Stored records
— START —
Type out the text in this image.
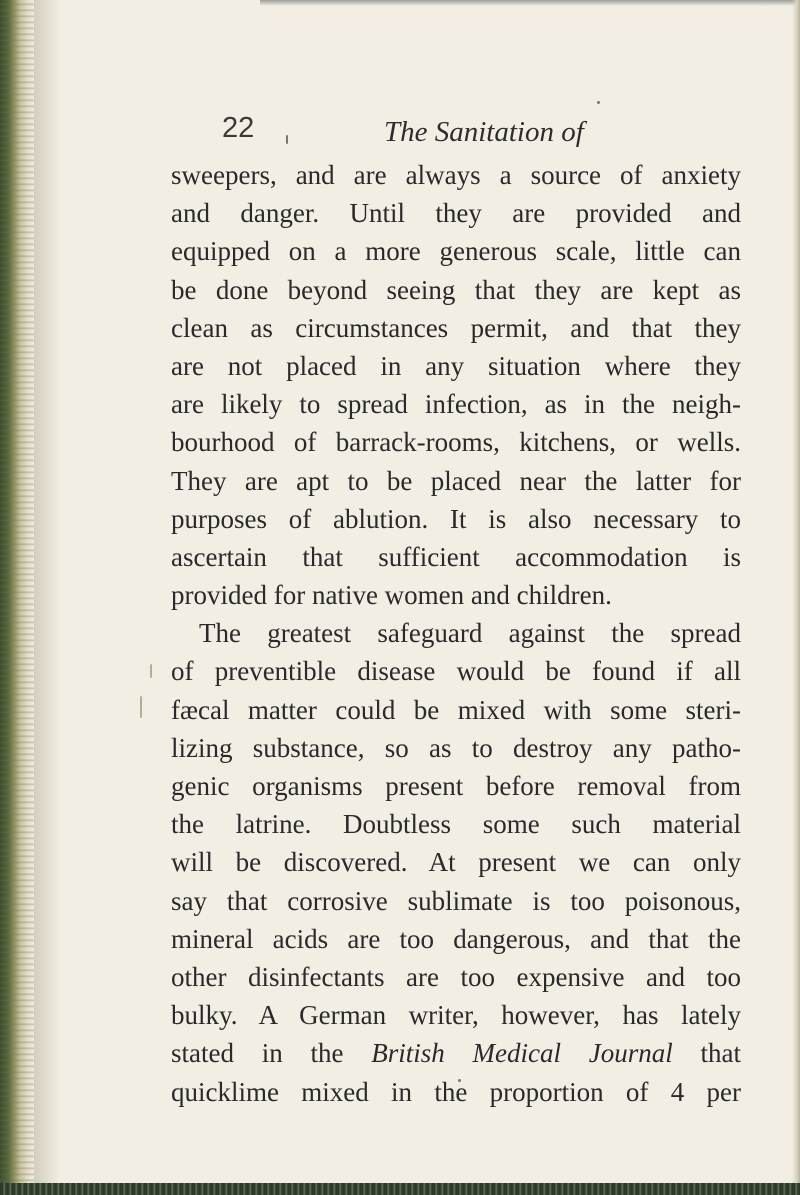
22	The Sanitation of
sweepers, and are always a source of anxiety
and danger. Until they are provided and
equipped on a more generous scale, little can
be done beyond seeing that they are kept as
clean as circumstances permit, and that they
are not placed in any situation where they
are likely to spread infection, as in the neigh-
bourhood of barrack-rooms, kitchens, or wells.
They are apt to be placed near the latter for
purposes of ablution. It is also necessary to
ascertain that sufficient accommodation is
provided for native women and children.
The greatest safeguard against the spread
of preventible disease would be found if all
fæcal matter could be mixed with some steri-
lizing substance, so as to destroy any patho-
genic organisms present before removal from
the latrine. Doubtless some such material
will be discovered. At present we can only
say that corrosive sublimate is too poisonous,
mineral acids are too dangerous, and that the
other disinfectants are too expensive and too
bulky. A German writer, however, has lately
stated in the British Medical Journal that
quicklime mixed in the proportion of 4 per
— END —
**Goal**
Please write out all the data again word for word, but not the pictures.

**Response**
Type out the text in this image.
22	The Sanitation of
sweepers, and are always a source of anxiety
and danger. Until they are provided and
equipped on a more generous scale, little can
be done beyond seeing that they are kept as
clean as circumstances permit, and that they
are not placed in any situation where they
are likely to spread infection, as in the neigh-
bourhood of barrack-rooms, kitchens, or wells.
They are apt to be placed near the latter for
purposes of ablution. It is also necessary to
ascertain that sufficient accommodation is
provided for native women and children.
The greatest safeguard against the spread
of preventible disease would be found if all
fæcal matter could be mixed with some steri-
lizing substance, so as to destroy any patho-
genic organisms present before removal from
the latrine. Doubtless some such material
will be discovered. At present we can only
say that corrosive sublimate is too poisonous,
mineral acids are too dangerous, and that the
other disinfectants are too expensive and too
bulky. A German writer, however, has lately
stated in the British Medical Journal that
quicklime mixed in the proportion of 4 per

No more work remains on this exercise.